**OBJECTIVE:** Note each line where "ylabel" appears, and copy it.
>> Begin GIVEN DATA
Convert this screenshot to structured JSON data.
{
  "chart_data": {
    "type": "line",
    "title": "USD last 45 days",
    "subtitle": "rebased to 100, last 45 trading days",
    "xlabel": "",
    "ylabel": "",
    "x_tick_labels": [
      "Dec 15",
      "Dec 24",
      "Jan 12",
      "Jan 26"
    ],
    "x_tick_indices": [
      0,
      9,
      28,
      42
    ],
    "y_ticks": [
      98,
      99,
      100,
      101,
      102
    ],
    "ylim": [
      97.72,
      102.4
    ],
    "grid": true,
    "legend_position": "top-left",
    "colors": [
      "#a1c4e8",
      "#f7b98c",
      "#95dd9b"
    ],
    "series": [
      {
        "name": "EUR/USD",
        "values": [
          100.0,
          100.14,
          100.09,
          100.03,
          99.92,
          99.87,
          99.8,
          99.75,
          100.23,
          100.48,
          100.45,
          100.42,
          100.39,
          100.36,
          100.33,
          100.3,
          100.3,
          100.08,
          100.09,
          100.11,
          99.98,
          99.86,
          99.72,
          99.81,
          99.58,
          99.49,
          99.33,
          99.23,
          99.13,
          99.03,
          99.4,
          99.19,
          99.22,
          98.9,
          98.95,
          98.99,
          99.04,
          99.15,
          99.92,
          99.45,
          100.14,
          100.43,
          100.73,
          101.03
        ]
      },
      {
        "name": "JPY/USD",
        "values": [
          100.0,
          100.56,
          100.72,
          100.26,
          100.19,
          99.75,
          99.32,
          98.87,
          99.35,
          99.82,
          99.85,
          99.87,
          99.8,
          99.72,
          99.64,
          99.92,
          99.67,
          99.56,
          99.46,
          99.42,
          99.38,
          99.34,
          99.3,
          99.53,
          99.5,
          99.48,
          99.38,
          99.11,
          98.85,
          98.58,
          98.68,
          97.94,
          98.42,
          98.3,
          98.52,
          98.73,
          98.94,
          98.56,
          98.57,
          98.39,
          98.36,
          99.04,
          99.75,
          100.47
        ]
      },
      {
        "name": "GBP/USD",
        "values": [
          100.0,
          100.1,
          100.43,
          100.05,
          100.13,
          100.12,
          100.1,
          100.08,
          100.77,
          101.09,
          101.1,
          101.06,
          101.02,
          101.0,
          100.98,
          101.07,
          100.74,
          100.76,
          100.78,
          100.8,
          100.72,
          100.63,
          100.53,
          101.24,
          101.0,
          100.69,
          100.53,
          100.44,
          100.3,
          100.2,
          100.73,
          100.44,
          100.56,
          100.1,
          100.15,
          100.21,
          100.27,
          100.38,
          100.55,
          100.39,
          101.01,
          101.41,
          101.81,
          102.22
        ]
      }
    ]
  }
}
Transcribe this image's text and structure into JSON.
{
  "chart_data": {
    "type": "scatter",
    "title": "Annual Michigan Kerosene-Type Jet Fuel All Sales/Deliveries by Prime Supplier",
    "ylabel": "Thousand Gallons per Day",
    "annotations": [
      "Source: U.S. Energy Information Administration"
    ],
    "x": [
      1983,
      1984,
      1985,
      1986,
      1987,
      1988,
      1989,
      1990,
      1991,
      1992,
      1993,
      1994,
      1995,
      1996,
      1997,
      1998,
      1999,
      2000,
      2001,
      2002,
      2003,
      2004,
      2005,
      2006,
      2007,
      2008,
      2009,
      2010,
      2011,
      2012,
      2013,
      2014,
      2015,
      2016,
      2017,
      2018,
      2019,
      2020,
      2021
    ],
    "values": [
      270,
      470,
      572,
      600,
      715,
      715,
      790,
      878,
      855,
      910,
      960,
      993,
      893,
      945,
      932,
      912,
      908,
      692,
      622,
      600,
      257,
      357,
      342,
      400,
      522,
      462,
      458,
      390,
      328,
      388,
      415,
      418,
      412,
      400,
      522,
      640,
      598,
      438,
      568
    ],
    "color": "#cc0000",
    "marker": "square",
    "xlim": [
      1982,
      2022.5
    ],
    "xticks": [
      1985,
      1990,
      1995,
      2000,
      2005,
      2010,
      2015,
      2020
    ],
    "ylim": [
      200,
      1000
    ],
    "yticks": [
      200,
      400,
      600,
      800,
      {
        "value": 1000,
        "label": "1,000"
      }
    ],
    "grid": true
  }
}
>> End GIVEN DATA
**FULL ANSWER:**
    "ylabel": "",
    "ylabel": "Thousand Gallons per Day",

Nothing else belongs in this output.